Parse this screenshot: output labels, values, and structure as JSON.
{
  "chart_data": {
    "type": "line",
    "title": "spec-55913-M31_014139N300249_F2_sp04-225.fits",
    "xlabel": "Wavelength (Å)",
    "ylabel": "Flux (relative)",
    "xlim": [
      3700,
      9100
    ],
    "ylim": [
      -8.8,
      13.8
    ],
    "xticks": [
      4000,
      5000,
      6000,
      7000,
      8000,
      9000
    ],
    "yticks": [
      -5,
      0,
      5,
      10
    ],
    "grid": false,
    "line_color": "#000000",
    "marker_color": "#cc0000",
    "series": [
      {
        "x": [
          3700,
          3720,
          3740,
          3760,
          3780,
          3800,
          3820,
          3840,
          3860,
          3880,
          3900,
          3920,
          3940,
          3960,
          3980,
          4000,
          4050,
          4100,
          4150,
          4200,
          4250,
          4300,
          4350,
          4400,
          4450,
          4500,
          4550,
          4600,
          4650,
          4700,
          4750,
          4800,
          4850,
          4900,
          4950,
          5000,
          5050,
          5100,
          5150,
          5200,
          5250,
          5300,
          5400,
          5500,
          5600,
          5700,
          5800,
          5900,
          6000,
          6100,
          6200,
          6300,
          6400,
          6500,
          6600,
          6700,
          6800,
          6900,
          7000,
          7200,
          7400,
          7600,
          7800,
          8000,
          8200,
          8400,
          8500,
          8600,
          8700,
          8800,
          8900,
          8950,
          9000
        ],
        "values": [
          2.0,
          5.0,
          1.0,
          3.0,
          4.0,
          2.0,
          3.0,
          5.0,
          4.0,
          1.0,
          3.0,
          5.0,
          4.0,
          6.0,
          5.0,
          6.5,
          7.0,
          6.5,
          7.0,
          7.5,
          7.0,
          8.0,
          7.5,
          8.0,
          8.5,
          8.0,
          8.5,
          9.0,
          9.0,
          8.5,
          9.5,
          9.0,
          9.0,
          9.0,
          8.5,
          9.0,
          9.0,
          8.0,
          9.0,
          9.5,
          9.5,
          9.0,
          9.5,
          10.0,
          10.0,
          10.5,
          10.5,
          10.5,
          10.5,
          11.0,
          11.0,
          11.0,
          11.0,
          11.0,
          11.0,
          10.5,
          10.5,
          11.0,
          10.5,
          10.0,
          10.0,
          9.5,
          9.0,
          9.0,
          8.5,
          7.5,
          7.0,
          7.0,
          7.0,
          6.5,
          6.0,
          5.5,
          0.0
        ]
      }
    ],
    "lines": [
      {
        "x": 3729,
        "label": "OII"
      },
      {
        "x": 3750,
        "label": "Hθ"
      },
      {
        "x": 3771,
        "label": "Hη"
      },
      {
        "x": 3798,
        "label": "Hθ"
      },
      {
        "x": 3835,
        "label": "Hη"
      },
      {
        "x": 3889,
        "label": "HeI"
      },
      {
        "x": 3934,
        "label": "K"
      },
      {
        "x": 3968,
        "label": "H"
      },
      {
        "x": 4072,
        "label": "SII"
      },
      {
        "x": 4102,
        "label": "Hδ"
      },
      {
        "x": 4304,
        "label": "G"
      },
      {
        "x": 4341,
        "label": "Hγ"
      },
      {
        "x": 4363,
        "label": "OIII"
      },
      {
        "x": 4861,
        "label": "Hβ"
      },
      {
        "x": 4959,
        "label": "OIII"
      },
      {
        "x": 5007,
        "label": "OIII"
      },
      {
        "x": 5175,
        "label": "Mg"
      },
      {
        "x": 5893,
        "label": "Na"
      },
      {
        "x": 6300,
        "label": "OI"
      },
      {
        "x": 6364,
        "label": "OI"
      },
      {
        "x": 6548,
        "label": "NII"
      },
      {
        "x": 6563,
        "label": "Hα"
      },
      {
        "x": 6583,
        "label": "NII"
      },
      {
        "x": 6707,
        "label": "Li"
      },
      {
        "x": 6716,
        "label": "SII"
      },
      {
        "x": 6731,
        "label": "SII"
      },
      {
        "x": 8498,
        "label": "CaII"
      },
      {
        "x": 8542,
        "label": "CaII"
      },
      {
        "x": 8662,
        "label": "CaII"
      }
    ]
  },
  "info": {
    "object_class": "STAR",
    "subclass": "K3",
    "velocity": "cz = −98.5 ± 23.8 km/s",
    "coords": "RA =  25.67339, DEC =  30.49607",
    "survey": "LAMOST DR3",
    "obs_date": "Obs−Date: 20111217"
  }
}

※

Determine how many lines of the entries above carry the string "values", and give that number alone.

2